[Dataset rows]
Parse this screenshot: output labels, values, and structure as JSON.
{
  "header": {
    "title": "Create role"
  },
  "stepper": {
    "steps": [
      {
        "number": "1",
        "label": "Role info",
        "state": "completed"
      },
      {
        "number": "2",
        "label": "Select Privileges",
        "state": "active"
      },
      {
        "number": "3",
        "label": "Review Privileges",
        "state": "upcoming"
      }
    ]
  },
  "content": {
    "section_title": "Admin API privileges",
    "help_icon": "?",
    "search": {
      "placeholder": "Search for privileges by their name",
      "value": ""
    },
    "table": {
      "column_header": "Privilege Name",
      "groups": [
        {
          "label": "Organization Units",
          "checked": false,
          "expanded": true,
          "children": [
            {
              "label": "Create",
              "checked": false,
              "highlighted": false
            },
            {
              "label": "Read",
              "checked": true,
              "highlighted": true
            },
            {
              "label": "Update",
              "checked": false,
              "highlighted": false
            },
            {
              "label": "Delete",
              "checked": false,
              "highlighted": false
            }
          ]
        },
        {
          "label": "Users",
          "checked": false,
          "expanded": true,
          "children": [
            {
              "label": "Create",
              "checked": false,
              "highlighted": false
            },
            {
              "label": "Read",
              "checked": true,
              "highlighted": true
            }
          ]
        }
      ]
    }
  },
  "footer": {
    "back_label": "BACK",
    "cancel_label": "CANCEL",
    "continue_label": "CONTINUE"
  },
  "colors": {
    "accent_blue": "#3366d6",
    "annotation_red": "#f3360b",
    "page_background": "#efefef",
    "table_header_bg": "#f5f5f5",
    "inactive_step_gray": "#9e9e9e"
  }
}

■ Requirement ■
Output every line above without altering anything.

■ Output below ■
Parse this screenshot: output labels, values, and structure as JSON.
{
  "header": {
    "title": "Create role"
  },
  "stepper": {
    "steps": [
      {
        "number": "1",
        "label": "Role info",
        "state": "completed"
      },
      {
        "number": "2",
        "label": "Select Privileges",
        "state": "active"
      },
      {
        "number": "3",
        "label": "Review Privileges",
        "state": "upcoming"
      }
    ]
  },
  "content": {
    "section_title": "Admin API privileges",
    "help_icon": "?",
    "search": {
      "placeholder": "Search for privileges by their name",
      "value": ""
    },
    "table": {
      "column_header": "Privilege Name",
      "groups": [
        {
          "label": "Organization Units",
          "checked": false,
          "expanded": true,
          "children": [
            {
              "label": "Create",
              "checked": false,
              "highlighted": false
            },
            {
              "label": "Read",
              "checked": true,
              "highlighted": true
            },
            {
              "label": "Update",
              "checked": false,
              "highlighted": false
            },
            {
              "label": "Delete",
              "checked": false,
              "highlighted": false
            }
          ]
        },
        {
          "label": "Users",
          "checked": false,
          "expanded": true,
          "children": [
            {
              "label": "Create",
              "checked": false,
              "highlighted": false
            },
            {
              "label": "Read",
              "checked": true,
              "highlighted": true
            }
          ]
        }
      ]
    }
  },
  "footer": {
    "back_label": "BACK",
    "cancel_label": "CANCEL",
    "continue_label": "CONTINUE"
  },
  "colors": {
    "accent_blue": "#3366d6",
    "annotation_red": "#f3360b",
    "page_background": "#efefef",
    "table_header_bg": "#f5f5f5",
    "inactive_step_gray": "#9e9e9e"
  }
}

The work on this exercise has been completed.